Stored records
■ ■ ■ ■ ■

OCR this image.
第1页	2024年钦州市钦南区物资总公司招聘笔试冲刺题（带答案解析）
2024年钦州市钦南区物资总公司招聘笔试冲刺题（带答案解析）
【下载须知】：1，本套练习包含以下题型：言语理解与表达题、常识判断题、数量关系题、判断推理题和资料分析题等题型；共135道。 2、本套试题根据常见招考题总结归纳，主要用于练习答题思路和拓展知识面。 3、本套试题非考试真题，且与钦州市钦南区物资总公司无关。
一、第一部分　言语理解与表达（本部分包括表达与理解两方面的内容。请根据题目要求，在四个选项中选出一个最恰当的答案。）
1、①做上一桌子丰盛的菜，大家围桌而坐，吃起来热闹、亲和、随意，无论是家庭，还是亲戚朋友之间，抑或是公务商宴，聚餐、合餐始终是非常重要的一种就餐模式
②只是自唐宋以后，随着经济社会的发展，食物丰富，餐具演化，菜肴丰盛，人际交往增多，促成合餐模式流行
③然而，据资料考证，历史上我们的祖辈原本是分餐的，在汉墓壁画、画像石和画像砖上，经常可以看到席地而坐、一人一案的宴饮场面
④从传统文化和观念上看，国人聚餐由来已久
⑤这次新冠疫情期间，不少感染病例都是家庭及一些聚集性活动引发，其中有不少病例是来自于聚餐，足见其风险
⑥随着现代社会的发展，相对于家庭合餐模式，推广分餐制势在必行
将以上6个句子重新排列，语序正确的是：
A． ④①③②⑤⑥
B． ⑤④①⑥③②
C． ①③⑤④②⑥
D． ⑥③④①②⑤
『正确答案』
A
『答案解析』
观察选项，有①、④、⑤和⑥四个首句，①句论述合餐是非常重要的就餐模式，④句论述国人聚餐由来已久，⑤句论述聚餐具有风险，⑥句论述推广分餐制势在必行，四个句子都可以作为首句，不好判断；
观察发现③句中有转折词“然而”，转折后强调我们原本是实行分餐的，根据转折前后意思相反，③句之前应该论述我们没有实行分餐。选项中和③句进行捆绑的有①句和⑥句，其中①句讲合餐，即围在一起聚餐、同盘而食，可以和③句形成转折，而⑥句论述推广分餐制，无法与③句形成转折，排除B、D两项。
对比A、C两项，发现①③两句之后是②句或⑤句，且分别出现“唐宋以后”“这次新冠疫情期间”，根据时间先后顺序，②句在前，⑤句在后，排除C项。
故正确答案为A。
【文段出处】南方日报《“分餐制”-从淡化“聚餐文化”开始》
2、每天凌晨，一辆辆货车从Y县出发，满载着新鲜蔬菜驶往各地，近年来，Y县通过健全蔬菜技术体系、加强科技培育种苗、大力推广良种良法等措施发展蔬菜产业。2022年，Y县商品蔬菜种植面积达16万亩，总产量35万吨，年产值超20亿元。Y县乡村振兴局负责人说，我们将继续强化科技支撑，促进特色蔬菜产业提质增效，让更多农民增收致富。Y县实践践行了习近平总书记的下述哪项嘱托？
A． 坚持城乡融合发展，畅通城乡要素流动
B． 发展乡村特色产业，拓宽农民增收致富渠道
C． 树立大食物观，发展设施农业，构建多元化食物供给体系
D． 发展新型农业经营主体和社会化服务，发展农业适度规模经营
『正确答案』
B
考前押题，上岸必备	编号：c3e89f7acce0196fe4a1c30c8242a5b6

■ ■ ■ ■ ■

JOB:
Scan the material for lines with the word "带答案解析", and copy each line you find.

RESULT OF THE TASK:
第1页	2024年钦州市钦南区物资总公司招聘笔试冲刺题（带答案解析）
2024年钦州市钦南区物资总公司招聘笔试冲刺题（带答案解析）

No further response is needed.